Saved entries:
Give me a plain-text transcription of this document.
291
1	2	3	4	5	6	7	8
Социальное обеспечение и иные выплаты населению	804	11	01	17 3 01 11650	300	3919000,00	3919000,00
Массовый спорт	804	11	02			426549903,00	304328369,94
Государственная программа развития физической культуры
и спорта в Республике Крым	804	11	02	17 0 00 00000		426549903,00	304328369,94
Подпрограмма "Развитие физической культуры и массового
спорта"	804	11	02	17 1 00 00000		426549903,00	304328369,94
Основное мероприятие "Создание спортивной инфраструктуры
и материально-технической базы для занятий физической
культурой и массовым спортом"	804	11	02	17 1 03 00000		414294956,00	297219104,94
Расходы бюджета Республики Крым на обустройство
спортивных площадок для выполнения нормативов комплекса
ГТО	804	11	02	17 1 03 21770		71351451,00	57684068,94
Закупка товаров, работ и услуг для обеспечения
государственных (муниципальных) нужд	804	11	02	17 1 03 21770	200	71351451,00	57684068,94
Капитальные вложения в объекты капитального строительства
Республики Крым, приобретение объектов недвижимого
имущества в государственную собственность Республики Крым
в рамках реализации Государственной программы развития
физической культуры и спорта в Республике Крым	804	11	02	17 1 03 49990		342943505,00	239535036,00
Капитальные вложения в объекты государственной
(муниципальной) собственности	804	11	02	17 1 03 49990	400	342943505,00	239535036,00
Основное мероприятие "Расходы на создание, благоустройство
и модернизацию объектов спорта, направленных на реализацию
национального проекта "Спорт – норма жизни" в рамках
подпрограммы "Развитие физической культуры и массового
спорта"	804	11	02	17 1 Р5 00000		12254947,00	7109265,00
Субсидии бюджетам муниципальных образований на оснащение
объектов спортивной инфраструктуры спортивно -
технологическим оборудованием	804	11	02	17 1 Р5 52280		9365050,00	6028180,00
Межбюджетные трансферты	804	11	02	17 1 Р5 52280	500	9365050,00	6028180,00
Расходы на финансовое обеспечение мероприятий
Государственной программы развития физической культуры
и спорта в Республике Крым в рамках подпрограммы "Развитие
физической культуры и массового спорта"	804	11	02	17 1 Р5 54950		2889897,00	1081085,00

## PROBLEM STATEMENT:
Copy each record from above without leaving any out.

## TASK RESPONSE:
Give me a plain-text transcription of this document.
291
1	2	3	4	5	6	7	8
Социальное обеспечение и иные выплаты населению	804	11	01	17 3 01 11650	300	3919000,00	3919000,00
Массовый спорт	804	11	02			426549903,00	304328369,94
Государственная программа развития физической культуры
и спорта в Республике Крым	804	11	02	17 0 00 00000		426549903,00	304328369,94
Подпрограмма "Развитие физической культуры и массового
спорта"	804	11	02	17 1 00 00000		426549903,00	304328369,94
Основное мероприятие "Создание спортивной инфраструктуры
и материально-технической базы для занятий физической
культурой и массовым спортом"	804	11	02	17 1 03 00000		414294956,00	297219104,94
Расходы бюджета Республики Крым на обустройство
спортивных площадок для выполнения нормативов комплекса
ГТО	804	11	02	17 1 03 21770		71351451,00	57684068,94
Закупка товаров, работ и услуг для обеспечения
государственных (муниципальных) нужд	804	11	02	17 1 03 21770	200	71351451,00	57684068,94
Капитальные вложения в объекты капитального строительства
Республики Крым, приобретение объектов недвижимого
имущества в государственную собственность Республики Крым
в рамках реализации Государственной программы развития
физической культуры и спорта в Республике Крым	804	11	02	17 1 03 49990		342943505,00	239535036,00
Капитальные вложения в объекты государственной
(муниципальной) собственности	804	11	02	17 1 03 49990	400	342943505,00	239535036,00
Основное мероприятие "Расходы на создание, благоустройство
и модернизацию объектов спорта, направленных на реализацию
национального проекта "Спорт – норма жизни" в рамках
подпрограммы "Развитие физической культуры и массового
спорта"	804	11	02	17 1 Р5 00000		12254947,00	7109265,00
Субсидии бюджетам муниципальных образований на оснащение
объектов спортивной инфраструктуры спортивно -
технологическим оборудованием	804	11	02	17 1 Р5 52280		9365050,00	6028180,00
Межбюджетные трансферты	804	11	02	17 1 Р5 52280	500	9365050,00	6028180,00
Расходы на финансовое обеспечение мероприятий
Государственной программы развития физической культуры
и спорта в Республике Крым в рамках подпрограммы "Развитие
физической культуры и массового спорта"	804	11	02	17 1 Р5 54950		2889897,00	1081085,00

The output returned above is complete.